- [Stated exercise] Say how many lines contain the string "JSON". Give no other output.

--- --- ---

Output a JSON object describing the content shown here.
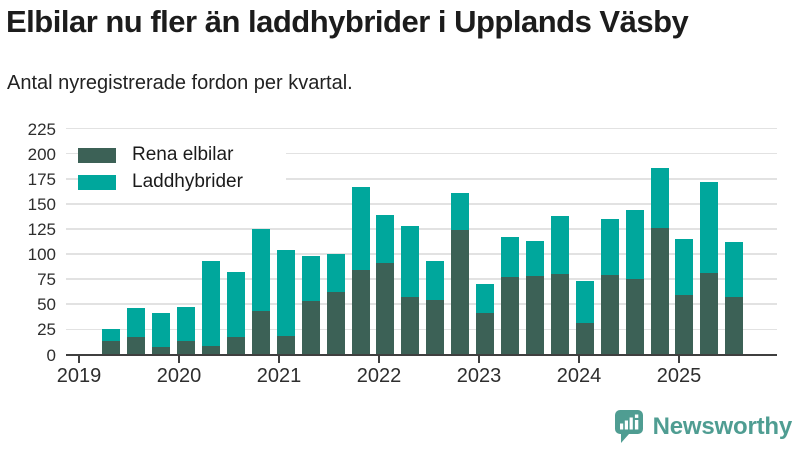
{
  "header": {
    "title": "Elbilar nu fler än laddhybrider i Upplands Väsby",
    "subtitle": "Antal nyregistrerade fordon per kvartal."
  },
  "legend": [
    {
      "label": "Rena elbilar",
      "color": "#3c6156"
    },
    {
      "label": "Laddhybrider",
      "color": "#00a79c"
    }
  ],
  "footer": {
    "brand": "Newsworthy",
    "brand_color": "#4f9d92"
  },
  "chart_data": {
    "type": "bar",
    "stacked": true,
    "title": "Elbilar nu fler än laddhybrider i Upplands Väsby",
    "subtitle": "Antal nyregistrerade fordon per kvartal.",
    "categories": [
      "2019-Q2",
      "2019-Q3",
      "2019-Q4",
      "2020-Q1",
      "2020-Q2",
      "2020-Q3",
      "2020-Q4",
      "2021-Q1",
      "2021-Q2",
      "2021-Q3",
      "2021-Q4",
      "2022-Q1",
      "2022-Q2",
      "2022-Q3",
      "2022-Q4",
      "2023-Q1",
      "2023-Q2",
      "2023-Q3",
      "2023-Q4",
      "2024-Q1",
      "2024-Q2",
      "2024-Q3",
      "2024-Q4",
      "2025-Q1",
      "2025-Q2",
      "2025-Q3"
    ],
    "series": [
      {
        "name": "Rena elbilar",
        "color": "#3c6156",
        "values": [
          13,
          17,
          7,
          13,
          8,
          17,
          43,
          18,
          53,
          62,
          84,
          91,
          57,
          54,
          124,
          41,
          77,
          78,
          80,
          31,
          79,
          75,
          126,
          59,
          81,
          57
        ]
      },
      {
        "name": "Laddhybrider",
        "color": "#00a79c",
        "values": [
          12,
          29,
          34,
          34,
          85,
          65,
          82,
          86,
          45,
          38,
          83,
          48,
          71,
          39,
          37,
          29,
          40,
          35,
          58,
          42,
          56,
          69,
          60,
          56,
          91,
          55
        ]
      }
    ],
    "x_tick_labels": [
      "2019",
      "2020",
      "2021",
      "2022",
      "2023",
      "2024",
      "2025"
    ],
    "y_ticks": [
      0,
      25,
      50,
      75,
      100,
      125,
      150,
      175,
      200,
      225
    ],
    "ylim": [
      0,
      225
    ],
    "xlabel": "",
    "ylabel": "",
    "grid": "horizontal",
    "legend_position": "top-left-inside"
  }
}
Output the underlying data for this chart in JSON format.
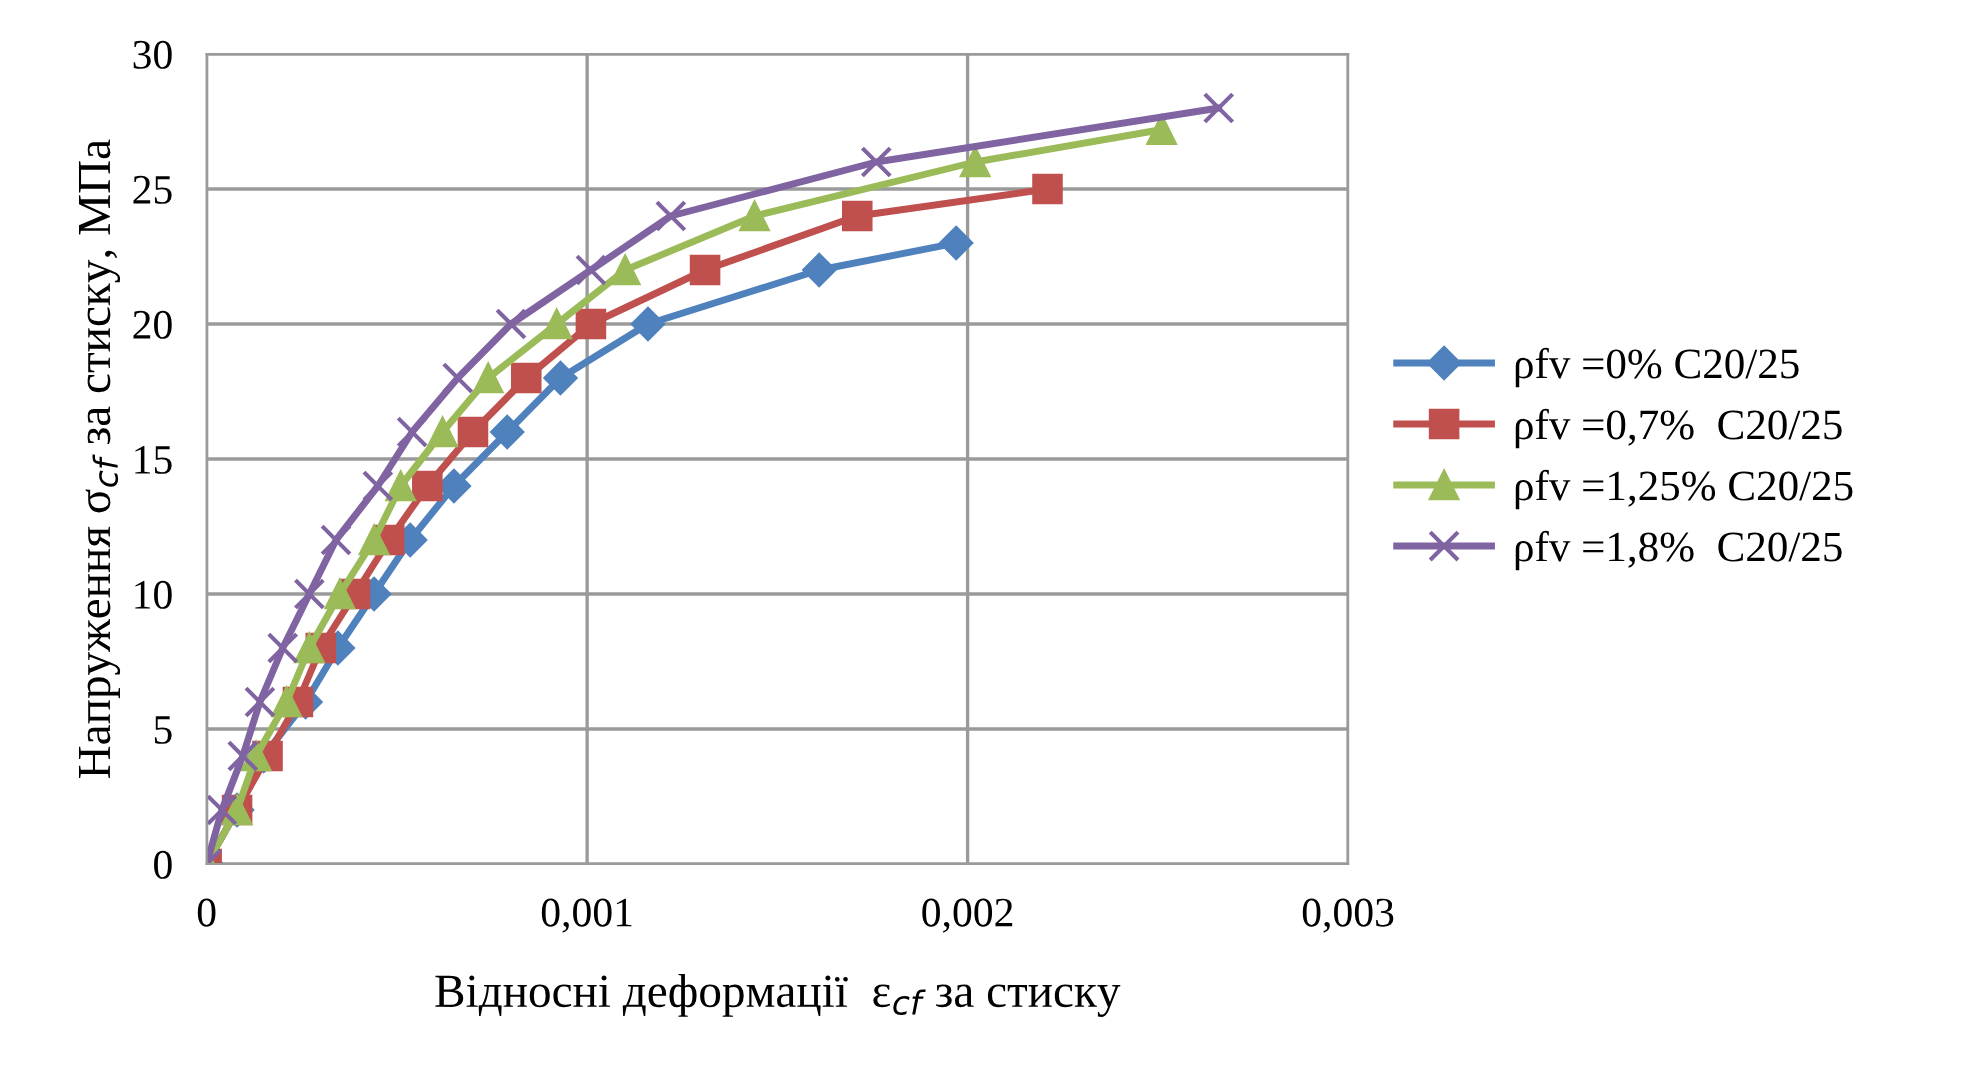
{
  "chart_data": {
    "type": "line",
    "xlabel": "Відносні деформації  ε$_{cf}$ за стиску",
    "ylabel": "Напруження σ$_{cf}$ за стиску, МПа",
    "xlim": [
      0,
      0.003
    ],
    "xticks": [
      {
        "value": 0,
        "label": "0"
      },
      {
        "value": 0.001,
        "label": "0,001"
      },
      {
        "value": 0.002,
        "label": "0,002"
      },
      {
        "value": 0.003,
        "label": "0,003"
      }
    ],
    "ylim": [
      0,
      30
    ],
    "yticks": [
      0,
      5,
      10,
      15,
      20,
      25,
      30
    ],
    "grid": true,
    "legend": "right",
    "series": [
      {
        "name": "ρfv =0% C20/25",
        "color": "#4f81bd",
        "marker": "diamond",
        "x": [
          0,
          8e-05,
          0.00015,
          0.00026,
          0.000345,
          0.00044,
          0.000535,
          0.00065,
          0.00079,
          0.00093,
          0.00116,
          0.00161,
          0.00197
        ],
        "values": [
          0,
          2,
          4,
          6,
          8,
          10,
          12,
          14,
          16,
          18,
          20,
          22,
          23
        ]
      },
      {
        "name": "ρfv =0,7%  C20/25",
        "color": "#c0504d",
        "marker": "square",
        "x": [
          0,
          8e-05,
          0.00016,
          0.00024,
          0.0003,
          0.00039,
          0.00048,
          0.00058,
          0.0007,
          0.00084,
          0.00101,
          0.00131,
          0.00171,
          0.00221
        ],
        "values": [
          0,
          2,
          4,
          6,
          8,
          10,
          12,
          14,
          16,
          18,
          20,
          22,
          24,
          25
        ]
      },
      {
        "name": "ρfv =1,25% C20/25",
        "color": "#9bbb59",
        "marker": "triangle",
        "x": [
          0,
          8e-05,
          0.00013,
          0.00021,
          0.00027,
          0.00035,
          0.00044,
          0.00051,
          0.00062,
          0.00074,
          0.00092,
          0.0011,
          0.00144,
          0.00202,
          0.00251
        ],
        "values": [
          0,
          2,
          4,
          6,
          8,
          10,
          12,
          14,
          16,
          18,
          20,
          22,
          24,
          26,
          27.2
        ]
      },
      {
        "name": "ρfv =1,8%  C20/25",
        "color": "#8064a2",
        "marker": "cross",
        "x": [
          0,
          4e-05,
          9.5e-05,
          0.00014,
          0.0002,
          0.00027,
          0.00034,
          0.00045,
          0.00054,
          0.00066,
          0.0008,
          0.00101,
          0.00122,
          0.00176,
          0.00266
        ],
        "values": [
          0,
          2,
          4,
          6,
          8,
          10,
          12,
          14,
          16,
          18,
          20,
          22,
          24,
          26,
          28
        ]
      }
    ]
  }
}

--- --- ---

- [Response] 2